** start of EXTRACTED INFORMATION **

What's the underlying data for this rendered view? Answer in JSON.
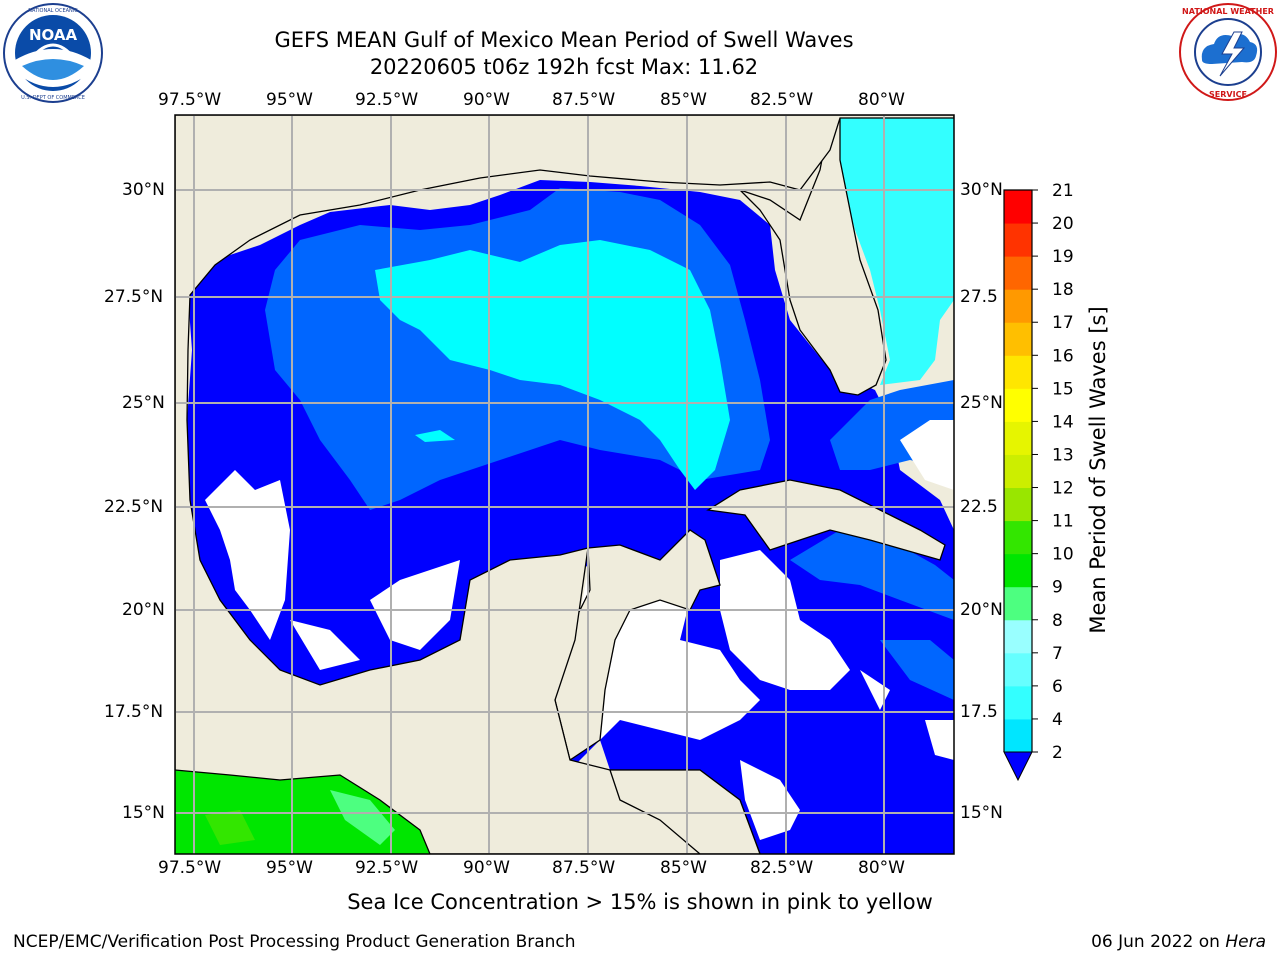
{
  "title": {
    "line1": "GEFS MEAN Gulf of Mexico Mean Period of Swell Waves",
    "line2": "20220605 t06z 192h fcst   Max: 11.62"
  },
  "logos": {
    "left": {
      "icon": "noaa-logo-icon",
      "ring_text": "NATIONAL OCEANIC AND ATMOSPHERIC ADMINISTRATION · U.S. DEPARTMENT OF COMMERCE",
      "center_text": "NOAA"
    },
    "right": {
      "icon": "nws-logo-icon",
      "ring_text": "NATIONAL WEATHER SERVICE"
    }
  },
  "map": {
    "lon_labels": [
      "97.5°W",
      "95°W",
      "92.5°W",
      "90°W",
      "87.5°W",
      "85°W",
      "82.5°W",
      "80°W"
    ],
    "lat_labels_left": [
      "30°N",
      "27.5°N",
      "25°N",
      "22.5°N",
      "20°N",
      "17.5°N",
      "15°N"
    ],
    "lat_labels_right": [
      "30°N",
      "27.5",
      "25°N",
      "22.5",
      "20°N",
      "17.5",
      "15°N"
    ],
    "lon_range": [
      -98,
      -78
    ],
    "lat_range": [
      14,
      32
    ],
    "colors": {
      "land": "#efecdc",
      "coast": "#000000",
      "grid": "#b0b0b0",
      "undefined": "#ffffff"
    }
  },
  "colorbar": {
    "label": "Mean Period of Swell Waves [s]",
    "ticks": [
      "2",
      "4",
      "6",
      "7",
      "8",
      "9",
      "10",
      "11",
      "12",
      "13",
      "14",
      "15",
      "16",
      "17",
      "18",
      "19",
      "20",
      "21"
    ],
    "colors": [
      "#0066ff",
      "#00e6ff",
      "#33ffff",
      "#66ffff",
      "#99ffff",
      "#4dff80",
      "#00e600",
      "#33e600",
      "#99e600",
      "#ccee00",
      "#e6f500",
      "#ffff00",
      "#ffe600",
      "#ffbf00",
      "#ff9900",
      "#ff6600",
      "#ff3300",
      "#ff0000"
    ],
    "extend_color": "#0000ff"
  },
  "caption": "Sea Ice Concentration > 15% is shown in pink to yellow",
  "footer": {
    "left": "NCEP/EMC/Verification Post Processing Product Generation Branch",
    "date": "06 Jun 2022",
    "on": "on",
    "machine": "Hera"
  }
}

** end of EXTRACTED INFORMATION **

### PROBLEM TO WORK ON
Without the pictures, print the whole listing exactly as given.

### CORRECT RESPONSE
What's the underlying data for this rendered view? Answer in JSON.
{
  "title": {
    "line1": "GEFS MEAN Gulf of Mexico Mean Period of Swell Waves",
    "line2": "20220605 t06z 192h fcst   Max: 11.62"
  },
  "logos": {
    "left": {
      "icon": "noaa-logo-icon",
      "ring_text": "NATIONAL OCEANIC AND ATMOSPHERIC ADMINISTRATION · U.S. DEPARTMENT OF COMMERCE",
      "center_text": "NOAA"
    },
    "right": {
      "icon": "nws-logo-icon",
      "ring_text": "NATIONAL WEATHER SERVICE"
    }
  },
  "map": {
    "lon_labels": [
      "97.5°W",
      "95°W",
      "92.5°W",
      "90°W",
      "87.5°W",
      "85°W",
      "82.5°W",
      "80°W"
    ],
    "lat_labels_left": [
      "30°N",
      "27.5°N",
      "25°N",
      "22.5°N",
      "20°N",
      "17.5°N",
      "15°N"
    ],
    "lat_labels_right": [
      "30°N",
      "27.5",
      "25°N",
      "22.5",
      "20°N",
      "17.5",
      "15°N"
    ],
    "lon_range": [
      -98,
      -78
    ],
    "lat_range": [
      14,
      32
    ],
    "colors": {
      "land": "#efecdc",
      "coast": "#000000",
      "grid": "#b0b0b0",
      "undefined": "#ffffff"
    }
  },
  "colorbar": {
    "label": "Mean Period of Swell Waves [s]",
    "ticks": [
      "2",
      "4",
      "6",
      "7",
      "8",
      "9",
      "10",
      "11",
      "12",
      "13",
      "14",
      "15",
      "16",
      "17",
      "18",
      "19",
      "20",
      "21"
    ],
    "colors": [
      "#0066ff",
      "#00e6ff",
      "#33ffff",
      "#66ffff",
      "#99ffff",
      "#4dff80",
      "#00e600",
      "#33e600",
      "#99e600",
      "#ccee00",
      "#e6f500",
      "#ffff00",
      "#ffe600",
      "#ffbf00",
      "#ff9900",
      "#ff6600",
      "#ff3300",
      "#ff0000"
    ],
    "extend_color": "#0000ff"
  },
  "caption": "Sea Ice Concentration > 15% is shown in pink to yellow",
  "footer": {
    "left": "NCEP/EMC/Verification Post Processing Product Generation Branch",
    "date": "06 Jun 2022",
    "on": "on",
    "machine": "Hera"
  }
}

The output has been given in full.